** TASK TO CARRY OUT **
All lines in the data bearing the string "trimmed" should be identified and copied.
== SOURCE DATA
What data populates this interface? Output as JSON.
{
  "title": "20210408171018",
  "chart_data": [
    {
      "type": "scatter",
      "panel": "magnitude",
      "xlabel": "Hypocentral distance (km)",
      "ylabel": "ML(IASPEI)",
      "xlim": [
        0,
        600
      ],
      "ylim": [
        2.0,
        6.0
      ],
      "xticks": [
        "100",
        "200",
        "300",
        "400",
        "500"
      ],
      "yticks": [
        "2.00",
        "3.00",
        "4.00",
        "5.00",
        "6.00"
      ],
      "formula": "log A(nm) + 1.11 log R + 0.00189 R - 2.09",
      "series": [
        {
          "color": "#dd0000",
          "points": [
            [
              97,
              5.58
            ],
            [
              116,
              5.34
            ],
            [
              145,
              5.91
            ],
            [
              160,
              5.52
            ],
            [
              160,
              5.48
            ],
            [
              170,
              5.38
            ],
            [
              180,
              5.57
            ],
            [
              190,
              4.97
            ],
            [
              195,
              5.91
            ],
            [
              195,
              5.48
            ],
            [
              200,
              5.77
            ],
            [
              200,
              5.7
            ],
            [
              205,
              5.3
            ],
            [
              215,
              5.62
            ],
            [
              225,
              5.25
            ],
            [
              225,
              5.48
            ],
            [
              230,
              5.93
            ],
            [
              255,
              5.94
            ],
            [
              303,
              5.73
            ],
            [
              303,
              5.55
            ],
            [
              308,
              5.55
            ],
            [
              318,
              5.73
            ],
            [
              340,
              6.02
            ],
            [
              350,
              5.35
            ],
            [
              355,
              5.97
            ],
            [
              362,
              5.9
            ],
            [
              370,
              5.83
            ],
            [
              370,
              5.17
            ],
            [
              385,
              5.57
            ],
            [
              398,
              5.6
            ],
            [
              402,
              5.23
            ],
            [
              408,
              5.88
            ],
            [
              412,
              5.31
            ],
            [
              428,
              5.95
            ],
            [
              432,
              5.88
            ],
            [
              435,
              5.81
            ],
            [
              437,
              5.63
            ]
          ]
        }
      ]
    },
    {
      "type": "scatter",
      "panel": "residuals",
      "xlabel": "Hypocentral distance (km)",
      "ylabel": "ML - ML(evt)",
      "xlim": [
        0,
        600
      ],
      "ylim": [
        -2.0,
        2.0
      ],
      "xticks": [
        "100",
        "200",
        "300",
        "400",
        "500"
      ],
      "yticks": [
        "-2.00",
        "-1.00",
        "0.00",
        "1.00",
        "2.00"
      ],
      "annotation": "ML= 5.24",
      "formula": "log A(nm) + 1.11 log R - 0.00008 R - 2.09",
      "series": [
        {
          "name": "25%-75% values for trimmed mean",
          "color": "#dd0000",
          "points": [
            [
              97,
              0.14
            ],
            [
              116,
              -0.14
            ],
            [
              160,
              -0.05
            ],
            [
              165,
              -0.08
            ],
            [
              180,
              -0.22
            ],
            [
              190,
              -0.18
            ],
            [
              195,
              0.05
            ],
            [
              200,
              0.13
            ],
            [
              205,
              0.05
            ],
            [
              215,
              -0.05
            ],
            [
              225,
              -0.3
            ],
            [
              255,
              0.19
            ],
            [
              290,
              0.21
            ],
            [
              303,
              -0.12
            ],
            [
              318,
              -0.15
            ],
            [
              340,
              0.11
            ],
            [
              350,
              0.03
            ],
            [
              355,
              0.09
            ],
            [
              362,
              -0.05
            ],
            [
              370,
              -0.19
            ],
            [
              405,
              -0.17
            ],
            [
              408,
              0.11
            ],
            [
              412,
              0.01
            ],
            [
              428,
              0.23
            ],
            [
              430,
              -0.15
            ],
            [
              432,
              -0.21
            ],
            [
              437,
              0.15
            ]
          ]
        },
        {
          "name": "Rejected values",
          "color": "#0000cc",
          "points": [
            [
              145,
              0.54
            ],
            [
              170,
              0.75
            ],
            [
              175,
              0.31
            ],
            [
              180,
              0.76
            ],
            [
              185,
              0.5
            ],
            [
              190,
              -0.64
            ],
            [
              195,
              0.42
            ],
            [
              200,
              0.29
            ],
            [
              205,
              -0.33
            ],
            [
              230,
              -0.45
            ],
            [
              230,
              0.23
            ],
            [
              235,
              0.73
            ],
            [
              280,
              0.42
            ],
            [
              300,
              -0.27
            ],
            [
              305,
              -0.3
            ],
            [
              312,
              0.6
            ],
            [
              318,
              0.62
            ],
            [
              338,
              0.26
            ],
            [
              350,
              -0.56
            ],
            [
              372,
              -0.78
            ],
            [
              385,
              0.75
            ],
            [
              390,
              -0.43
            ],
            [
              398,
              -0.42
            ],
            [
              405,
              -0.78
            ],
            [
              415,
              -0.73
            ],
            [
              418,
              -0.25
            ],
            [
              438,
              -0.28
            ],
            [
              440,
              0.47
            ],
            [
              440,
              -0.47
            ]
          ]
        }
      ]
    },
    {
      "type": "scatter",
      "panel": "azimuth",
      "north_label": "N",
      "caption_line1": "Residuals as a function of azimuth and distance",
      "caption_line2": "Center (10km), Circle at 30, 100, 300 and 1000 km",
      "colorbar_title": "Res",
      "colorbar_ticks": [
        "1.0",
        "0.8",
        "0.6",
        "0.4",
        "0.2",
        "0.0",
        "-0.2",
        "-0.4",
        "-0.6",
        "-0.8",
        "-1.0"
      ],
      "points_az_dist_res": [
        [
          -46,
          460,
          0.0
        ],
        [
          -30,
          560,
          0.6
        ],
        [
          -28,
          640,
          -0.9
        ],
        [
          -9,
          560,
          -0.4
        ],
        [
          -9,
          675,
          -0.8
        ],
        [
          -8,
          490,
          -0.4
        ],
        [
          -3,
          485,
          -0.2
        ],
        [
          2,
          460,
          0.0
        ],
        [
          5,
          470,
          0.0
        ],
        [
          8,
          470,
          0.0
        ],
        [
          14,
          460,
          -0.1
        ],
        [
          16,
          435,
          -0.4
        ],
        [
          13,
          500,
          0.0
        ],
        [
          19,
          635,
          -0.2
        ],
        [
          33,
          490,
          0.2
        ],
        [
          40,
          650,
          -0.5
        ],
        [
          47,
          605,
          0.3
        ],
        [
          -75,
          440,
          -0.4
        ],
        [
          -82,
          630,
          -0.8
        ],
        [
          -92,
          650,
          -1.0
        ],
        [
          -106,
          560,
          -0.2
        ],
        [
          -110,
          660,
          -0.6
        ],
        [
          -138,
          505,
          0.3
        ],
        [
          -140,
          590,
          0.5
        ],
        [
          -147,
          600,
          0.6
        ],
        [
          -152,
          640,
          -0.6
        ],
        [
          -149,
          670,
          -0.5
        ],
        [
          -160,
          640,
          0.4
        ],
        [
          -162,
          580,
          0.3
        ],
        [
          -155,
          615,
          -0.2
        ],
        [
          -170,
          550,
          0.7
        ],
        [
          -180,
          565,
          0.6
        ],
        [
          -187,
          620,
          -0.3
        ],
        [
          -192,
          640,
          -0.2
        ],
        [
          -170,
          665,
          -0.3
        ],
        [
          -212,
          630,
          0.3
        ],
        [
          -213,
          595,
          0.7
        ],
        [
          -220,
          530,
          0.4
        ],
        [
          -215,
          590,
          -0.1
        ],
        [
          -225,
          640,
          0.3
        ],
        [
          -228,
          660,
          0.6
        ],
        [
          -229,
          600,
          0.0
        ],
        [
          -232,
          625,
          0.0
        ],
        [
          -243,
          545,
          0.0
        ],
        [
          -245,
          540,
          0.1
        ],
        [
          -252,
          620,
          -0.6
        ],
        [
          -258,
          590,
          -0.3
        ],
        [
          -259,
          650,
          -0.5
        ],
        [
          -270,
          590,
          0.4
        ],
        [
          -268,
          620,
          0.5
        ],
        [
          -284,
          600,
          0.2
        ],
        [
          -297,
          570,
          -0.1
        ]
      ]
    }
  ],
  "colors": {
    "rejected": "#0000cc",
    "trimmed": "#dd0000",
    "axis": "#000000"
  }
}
====
** EXERCISE RESULT **
          "name": "25%-75% values for trimmed mean",
    "trimmed": "#dd0000",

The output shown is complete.